* _Challenge_
Go through the records underneath and count the lines that include the string "name". Give nothing but the number.

* _Listing_
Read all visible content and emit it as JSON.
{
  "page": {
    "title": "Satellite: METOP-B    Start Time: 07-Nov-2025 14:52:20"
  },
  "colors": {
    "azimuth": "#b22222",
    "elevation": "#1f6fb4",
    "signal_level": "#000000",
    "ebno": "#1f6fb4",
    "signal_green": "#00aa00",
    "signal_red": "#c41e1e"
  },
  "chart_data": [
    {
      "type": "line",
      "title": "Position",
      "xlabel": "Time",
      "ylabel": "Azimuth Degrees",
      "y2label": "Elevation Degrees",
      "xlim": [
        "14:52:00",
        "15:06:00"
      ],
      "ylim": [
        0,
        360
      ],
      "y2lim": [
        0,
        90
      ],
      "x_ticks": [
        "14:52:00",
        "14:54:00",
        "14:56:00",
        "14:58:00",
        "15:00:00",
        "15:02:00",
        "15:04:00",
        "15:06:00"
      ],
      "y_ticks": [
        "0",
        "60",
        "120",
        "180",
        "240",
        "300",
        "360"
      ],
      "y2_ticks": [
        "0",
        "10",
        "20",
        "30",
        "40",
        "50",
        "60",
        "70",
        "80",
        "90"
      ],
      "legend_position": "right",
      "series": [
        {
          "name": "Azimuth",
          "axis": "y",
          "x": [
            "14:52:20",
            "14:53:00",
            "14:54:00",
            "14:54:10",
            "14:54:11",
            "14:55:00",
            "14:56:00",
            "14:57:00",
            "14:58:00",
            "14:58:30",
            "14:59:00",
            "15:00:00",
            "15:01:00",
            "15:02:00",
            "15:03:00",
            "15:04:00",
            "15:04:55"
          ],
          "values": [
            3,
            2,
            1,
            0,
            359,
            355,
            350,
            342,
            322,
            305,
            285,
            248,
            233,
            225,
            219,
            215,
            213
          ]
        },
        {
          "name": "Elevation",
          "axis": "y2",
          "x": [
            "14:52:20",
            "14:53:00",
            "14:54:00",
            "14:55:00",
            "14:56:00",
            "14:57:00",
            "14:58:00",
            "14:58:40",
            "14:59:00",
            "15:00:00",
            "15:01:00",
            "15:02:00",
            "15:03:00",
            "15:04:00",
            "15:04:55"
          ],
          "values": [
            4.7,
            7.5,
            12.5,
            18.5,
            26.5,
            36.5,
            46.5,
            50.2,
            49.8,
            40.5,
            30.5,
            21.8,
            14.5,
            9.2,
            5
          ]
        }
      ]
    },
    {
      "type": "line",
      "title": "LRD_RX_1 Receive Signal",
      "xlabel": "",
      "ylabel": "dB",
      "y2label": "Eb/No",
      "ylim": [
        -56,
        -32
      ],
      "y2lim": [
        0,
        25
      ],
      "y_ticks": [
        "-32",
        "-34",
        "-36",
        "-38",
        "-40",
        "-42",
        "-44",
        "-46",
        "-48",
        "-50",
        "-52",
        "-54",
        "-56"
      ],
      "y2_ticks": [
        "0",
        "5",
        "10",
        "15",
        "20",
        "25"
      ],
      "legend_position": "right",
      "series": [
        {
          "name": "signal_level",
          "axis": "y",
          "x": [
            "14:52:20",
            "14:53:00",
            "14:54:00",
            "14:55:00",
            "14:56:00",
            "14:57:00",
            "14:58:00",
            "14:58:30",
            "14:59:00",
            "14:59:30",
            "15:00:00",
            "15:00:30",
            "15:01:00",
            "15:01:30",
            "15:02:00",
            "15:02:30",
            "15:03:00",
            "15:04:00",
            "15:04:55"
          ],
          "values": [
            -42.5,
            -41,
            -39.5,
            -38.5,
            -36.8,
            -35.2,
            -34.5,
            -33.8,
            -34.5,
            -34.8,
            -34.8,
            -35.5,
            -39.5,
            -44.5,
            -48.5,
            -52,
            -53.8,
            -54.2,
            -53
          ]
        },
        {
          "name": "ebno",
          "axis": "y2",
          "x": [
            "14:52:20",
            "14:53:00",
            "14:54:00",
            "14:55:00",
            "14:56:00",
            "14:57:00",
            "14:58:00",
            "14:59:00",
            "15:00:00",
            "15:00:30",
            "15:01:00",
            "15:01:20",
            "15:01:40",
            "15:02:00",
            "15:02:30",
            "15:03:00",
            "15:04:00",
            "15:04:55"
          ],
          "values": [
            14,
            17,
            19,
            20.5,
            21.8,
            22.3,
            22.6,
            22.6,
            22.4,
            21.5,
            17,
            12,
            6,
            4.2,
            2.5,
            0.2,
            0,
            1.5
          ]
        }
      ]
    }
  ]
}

* _Exercise result_
4